■ **WHAT YOU ARE ASKED TO DO**:
Copy out each line featuring the string "date" from the entries beneath.

■ **PROVIDED DATA**:
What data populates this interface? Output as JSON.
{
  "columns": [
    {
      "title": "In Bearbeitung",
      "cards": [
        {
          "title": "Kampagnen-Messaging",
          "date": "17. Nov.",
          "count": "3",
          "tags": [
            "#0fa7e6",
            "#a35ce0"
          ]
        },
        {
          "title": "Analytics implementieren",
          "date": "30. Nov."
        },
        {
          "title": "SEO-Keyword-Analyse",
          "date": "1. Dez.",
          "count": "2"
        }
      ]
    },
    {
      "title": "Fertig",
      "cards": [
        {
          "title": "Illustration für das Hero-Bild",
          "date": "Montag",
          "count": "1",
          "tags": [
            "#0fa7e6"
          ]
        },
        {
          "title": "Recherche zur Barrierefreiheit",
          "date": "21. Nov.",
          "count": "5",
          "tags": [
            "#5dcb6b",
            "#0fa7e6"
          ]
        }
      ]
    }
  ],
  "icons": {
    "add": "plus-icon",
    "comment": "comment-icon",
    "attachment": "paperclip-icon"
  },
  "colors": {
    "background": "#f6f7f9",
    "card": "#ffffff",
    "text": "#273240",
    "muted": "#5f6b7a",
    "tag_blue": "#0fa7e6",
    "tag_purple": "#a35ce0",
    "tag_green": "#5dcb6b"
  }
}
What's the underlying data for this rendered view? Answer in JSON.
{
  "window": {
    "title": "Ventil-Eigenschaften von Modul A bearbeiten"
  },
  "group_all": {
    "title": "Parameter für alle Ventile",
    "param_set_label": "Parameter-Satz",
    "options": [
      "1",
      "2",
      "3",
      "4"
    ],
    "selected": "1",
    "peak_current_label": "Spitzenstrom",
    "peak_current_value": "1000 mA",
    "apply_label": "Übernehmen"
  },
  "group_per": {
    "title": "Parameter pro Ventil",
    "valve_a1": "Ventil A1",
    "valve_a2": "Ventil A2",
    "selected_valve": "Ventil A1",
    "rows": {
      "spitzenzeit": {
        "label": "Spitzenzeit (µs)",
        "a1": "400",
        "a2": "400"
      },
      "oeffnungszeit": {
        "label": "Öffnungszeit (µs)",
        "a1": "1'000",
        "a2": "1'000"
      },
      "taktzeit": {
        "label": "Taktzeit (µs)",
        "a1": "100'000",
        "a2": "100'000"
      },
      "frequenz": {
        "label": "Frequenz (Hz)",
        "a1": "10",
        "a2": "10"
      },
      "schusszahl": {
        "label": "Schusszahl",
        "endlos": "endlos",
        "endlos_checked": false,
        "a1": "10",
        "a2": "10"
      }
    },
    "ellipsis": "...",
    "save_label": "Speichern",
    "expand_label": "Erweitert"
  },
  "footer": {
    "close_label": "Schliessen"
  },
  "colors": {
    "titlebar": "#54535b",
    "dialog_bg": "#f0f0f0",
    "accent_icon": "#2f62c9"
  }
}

--

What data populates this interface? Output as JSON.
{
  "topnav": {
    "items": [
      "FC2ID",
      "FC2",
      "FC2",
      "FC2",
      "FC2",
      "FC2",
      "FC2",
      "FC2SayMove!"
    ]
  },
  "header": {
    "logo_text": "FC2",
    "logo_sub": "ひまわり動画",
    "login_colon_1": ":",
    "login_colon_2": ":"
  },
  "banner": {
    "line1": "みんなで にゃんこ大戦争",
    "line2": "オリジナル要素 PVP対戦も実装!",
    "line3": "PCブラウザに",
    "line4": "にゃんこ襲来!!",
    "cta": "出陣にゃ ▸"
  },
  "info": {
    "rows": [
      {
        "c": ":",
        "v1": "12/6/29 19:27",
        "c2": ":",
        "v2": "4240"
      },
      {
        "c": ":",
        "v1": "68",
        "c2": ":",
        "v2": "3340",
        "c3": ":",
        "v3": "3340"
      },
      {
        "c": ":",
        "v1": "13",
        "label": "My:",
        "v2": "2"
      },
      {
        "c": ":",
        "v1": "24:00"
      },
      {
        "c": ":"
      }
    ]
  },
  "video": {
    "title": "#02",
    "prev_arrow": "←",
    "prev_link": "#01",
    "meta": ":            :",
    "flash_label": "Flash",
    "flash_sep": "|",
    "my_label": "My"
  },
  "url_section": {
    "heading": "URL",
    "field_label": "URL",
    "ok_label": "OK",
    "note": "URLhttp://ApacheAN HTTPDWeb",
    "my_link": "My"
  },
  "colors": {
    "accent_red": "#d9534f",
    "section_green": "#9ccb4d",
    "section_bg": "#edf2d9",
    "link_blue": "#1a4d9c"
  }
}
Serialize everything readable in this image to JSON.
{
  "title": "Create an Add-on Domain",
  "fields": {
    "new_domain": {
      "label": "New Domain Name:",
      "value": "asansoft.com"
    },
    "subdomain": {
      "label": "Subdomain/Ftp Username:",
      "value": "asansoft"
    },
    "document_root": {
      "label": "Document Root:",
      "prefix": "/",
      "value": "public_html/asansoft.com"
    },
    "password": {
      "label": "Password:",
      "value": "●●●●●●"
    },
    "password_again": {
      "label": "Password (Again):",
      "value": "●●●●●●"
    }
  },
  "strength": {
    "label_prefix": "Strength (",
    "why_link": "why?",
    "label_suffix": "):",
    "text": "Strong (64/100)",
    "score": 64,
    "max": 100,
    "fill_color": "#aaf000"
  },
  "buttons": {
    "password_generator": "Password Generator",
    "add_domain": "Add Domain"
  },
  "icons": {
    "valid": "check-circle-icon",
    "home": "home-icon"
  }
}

...

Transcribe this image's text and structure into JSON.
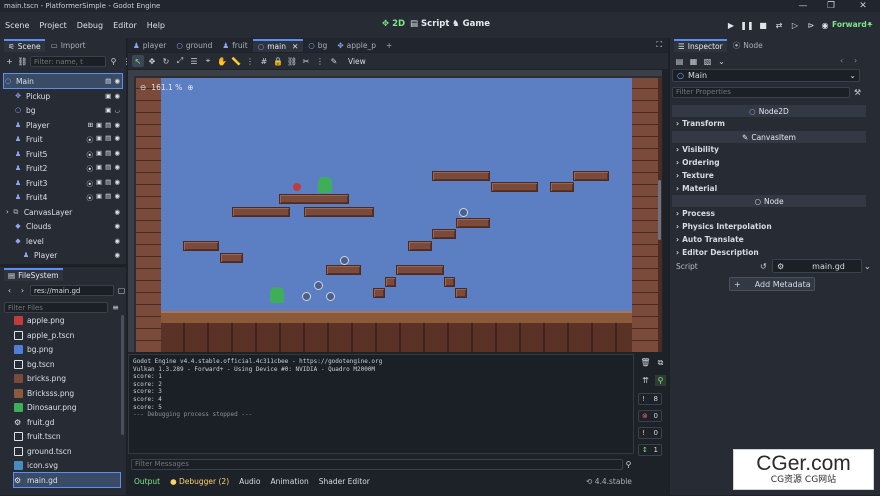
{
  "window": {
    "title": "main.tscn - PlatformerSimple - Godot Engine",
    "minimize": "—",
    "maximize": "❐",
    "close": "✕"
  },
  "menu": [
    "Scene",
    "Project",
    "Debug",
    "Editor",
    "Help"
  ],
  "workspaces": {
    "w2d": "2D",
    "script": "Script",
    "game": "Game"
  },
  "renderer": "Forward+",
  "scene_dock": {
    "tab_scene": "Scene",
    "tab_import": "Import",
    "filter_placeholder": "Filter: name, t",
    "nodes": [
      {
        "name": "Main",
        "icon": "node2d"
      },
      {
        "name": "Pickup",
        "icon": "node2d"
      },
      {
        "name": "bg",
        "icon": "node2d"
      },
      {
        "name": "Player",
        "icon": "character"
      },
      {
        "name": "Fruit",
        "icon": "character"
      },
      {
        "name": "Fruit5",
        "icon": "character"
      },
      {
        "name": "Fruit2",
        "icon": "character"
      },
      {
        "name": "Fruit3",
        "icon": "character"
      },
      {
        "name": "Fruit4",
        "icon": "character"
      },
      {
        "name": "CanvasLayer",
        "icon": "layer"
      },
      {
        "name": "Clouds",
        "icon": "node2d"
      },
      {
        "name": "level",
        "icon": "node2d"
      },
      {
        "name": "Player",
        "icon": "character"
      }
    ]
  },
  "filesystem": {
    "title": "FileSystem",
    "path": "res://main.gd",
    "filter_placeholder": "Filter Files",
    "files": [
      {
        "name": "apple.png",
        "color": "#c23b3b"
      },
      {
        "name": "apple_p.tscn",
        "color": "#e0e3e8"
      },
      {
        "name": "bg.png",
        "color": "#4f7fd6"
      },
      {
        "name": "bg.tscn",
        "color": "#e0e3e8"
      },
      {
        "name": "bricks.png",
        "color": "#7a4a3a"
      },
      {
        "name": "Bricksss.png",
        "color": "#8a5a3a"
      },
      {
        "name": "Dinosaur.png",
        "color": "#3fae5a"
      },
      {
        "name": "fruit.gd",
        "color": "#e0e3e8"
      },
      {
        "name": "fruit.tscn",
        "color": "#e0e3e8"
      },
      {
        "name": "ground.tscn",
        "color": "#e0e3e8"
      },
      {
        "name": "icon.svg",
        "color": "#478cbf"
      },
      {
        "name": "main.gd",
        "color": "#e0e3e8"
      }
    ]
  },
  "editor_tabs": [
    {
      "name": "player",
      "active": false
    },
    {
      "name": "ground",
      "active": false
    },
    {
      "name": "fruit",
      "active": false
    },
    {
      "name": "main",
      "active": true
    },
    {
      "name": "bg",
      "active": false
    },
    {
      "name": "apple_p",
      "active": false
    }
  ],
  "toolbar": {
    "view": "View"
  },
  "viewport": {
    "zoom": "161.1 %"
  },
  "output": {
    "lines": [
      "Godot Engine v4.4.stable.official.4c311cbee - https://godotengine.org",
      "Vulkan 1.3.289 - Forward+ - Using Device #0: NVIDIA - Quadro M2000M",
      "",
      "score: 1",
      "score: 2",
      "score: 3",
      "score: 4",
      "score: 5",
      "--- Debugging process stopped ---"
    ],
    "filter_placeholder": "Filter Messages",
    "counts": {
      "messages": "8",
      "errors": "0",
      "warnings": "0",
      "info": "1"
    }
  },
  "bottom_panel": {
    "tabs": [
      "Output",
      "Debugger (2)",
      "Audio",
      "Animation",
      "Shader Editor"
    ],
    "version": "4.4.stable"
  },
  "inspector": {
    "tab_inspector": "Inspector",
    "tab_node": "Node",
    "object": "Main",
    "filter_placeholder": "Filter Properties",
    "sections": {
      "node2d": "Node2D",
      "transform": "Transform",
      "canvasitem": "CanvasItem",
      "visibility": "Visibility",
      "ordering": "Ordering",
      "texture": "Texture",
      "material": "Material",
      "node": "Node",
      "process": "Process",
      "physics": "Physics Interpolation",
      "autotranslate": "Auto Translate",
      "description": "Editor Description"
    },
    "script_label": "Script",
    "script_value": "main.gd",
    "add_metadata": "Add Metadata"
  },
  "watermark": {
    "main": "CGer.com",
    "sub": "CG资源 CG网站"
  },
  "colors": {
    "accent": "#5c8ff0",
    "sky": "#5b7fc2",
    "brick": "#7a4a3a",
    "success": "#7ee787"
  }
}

■ **THE COMPLETED TASK**:
          "date": "17. Nov.",
          "date": "30. Nov."
          "date": "1. Dez.",
          "date": "Montag",
          "date": "21. Nov.",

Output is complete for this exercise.